Material for this exercise:

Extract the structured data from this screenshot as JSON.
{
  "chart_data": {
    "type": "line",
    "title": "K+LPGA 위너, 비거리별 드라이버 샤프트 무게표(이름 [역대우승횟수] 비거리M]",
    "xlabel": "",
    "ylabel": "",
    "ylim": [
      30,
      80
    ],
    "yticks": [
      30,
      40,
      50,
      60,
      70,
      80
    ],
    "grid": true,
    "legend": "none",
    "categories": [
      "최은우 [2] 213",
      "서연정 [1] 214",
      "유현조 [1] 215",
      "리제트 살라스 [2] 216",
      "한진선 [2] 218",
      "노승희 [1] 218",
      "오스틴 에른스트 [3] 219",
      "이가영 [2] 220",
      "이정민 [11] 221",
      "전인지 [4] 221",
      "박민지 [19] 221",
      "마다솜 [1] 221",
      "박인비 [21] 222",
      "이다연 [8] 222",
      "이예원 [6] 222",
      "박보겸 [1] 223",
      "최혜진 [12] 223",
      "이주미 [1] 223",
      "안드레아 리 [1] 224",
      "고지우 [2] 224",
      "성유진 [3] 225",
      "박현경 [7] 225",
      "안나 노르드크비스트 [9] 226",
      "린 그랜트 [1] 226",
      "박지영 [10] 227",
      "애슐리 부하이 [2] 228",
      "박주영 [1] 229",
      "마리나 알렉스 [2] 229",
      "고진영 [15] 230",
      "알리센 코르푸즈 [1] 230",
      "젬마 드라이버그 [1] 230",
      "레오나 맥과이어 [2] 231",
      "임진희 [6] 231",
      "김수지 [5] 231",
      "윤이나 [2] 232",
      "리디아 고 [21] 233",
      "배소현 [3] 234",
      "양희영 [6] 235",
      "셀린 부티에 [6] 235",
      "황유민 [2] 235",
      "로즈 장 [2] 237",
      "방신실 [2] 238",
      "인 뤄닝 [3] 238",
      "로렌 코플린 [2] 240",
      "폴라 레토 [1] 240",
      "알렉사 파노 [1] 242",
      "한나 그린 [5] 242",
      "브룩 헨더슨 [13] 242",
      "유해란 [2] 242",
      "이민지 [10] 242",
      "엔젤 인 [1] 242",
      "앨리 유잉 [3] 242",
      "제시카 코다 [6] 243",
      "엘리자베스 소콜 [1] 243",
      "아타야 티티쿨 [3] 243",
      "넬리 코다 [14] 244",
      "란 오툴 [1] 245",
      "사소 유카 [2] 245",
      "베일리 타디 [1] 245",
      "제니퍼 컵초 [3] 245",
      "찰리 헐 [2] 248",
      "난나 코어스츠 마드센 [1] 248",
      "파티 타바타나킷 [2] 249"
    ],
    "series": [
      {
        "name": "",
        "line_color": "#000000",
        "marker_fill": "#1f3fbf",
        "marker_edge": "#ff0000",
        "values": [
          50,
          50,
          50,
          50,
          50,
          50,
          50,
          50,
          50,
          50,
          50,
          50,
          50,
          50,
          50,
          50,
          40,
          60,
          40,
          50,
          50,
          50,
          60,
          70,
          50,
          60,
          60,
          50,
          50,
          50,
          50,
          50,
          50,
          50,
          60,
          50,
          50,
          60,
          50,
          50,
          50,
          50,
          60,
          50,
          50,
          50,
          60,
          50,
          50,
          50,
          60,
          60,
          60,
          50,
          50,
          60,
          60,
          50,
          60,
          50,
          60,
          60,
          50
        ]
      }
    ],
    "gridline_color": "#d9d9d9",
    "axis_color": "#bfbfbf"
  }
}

Challenge: Set down each entry again, unchanged.

Answer for this exercise:
Extract the structured data from this screenshot as JSON.
{
  "chart_data": {
    "type": "line",
    "title": "K+LPGA 위너, 비거리별 드라이버 샤프트 무게표(이름 [역대우승횟수] 비거리M]",
    "xlabel": "",
    "ylabel": "",
    "ylim": [
      30,
      80
    ],
    "yticks": [
      30,
      40,
      50,
      60,
      70,
      80
    ],
    "grid": true,
    "legend": "none",
    "categories": [
      "최은우 [2] 213",
      "서연정 [1] 214",
      "유현조 [1] 215",
      "리제트 살라스 [2] 216",
      "한진선 [2] 218",
      "노승희 [1] 218",
      "오스틴 에른스트 [3] 219",
      "이가영 [2] 220",
      "이정민 [11] 221",
      "전인지 [4] 221",
      "박민지 [19] 221",
      "마다솜 [1] 221",
      "박인비 [21] 222",
      "이다연 [8] 222",
      "이예원 [6] 222",
      "박보겸 [1] 223",
      "최혜진 [12] 223",
      "이주미 [1] 223",
      "안드레아 리 [1] 224",
      "고지우 [2] 224",
      "성유진 [3] 225",
      "박현경 [7] 225",
      "안나 노르드크비스트 [9] 226",
      "린 그랜트 [1] 226",
      "박지영 [10] 227",
      "애슐리 부하이 [2] 228",
      "박주영 [1] 229",
      "마리나 알렉스 [2] 229",
      "고진영 [15] 230",
      "알리센 코르푸즈 [1] 230",
      "젬마 드라이버그 [1] 230",
      "레오나 맥과이어 [2] 231",
      "임진희 [6] 231",
      "김수지 [5] 231",
      "윤이나 [2] 232",
      "리디아 고 [21] 233",
      "배소현 [3] 234",
      "양희영 [6] 235",
      "셀린 부티에 [6] 235",
      "황유민 [2] 235",
      "로즈 장 [2] 237",
      "방신실 [2] 238",
      "인 뤄닝 [3] 238",
      "로렌 코플린 [2] 240",
      "폴라 레토 [1] 240",
      "알렉사 파노 [1] 242",
      "한나 그린 [5] 242",
      "브룩 헨더슨 [13] 242",
      "유해란 [2] 242",
      "이민지 [10] 242",
      "엔젤 인 [1] 242",
      "앨리 유잉 [3] 242",
      "제시카 코다 [6] 243",
      "엘리자베스 소콜 [1] 243",
      "아타야 티티쿨 [3] 243",
      "넬리 코다 [14] 244",
      "란 오툴 [1] 245",
      "사소 유카 [2] 245",
      "베일리 타디 [1] 245",
      "제니퍼 컵초 [3] 245",
      "찰리 헐 [2] 248",
      "난나 코어스츠 마드센 [1] 248",
      "파티 타바타나킷 [2] 249"
    ],
    "series": [
      {
        "name": "",
        "line_color": "#000000",
        "marker_fill": "#1f3fbf",
        "marker_edge": "#ff0000",
        "values": [
          50,
          50,
          50,
          50,
          50,
          50,
          50,
          50,
          50,
          50,
          50,
          50,
          50,
          50,
          50,
          50,
          40,
          60,
          40,
          50,
          50,
          50,
          60,
          70,
          50,
          60,
          60,
          50,
          50,
          50,
          50,
          50,
          50,
          50,
          60,
          50,
          50,
          60,
          50,
          50,
          50,
          50,
          60,
          50,
          50,
          50,
          60,
          50,
          50,
          50,
          60,
          60,
          60,
          50,
          50,
          60,
          60,
          50,
          60,
          50,
          60,
          60,
          50
        ]
      }
    ],
    "gridline_color": "#d9d9d9",
    "axis_color": "#bfbfbf"
  }
}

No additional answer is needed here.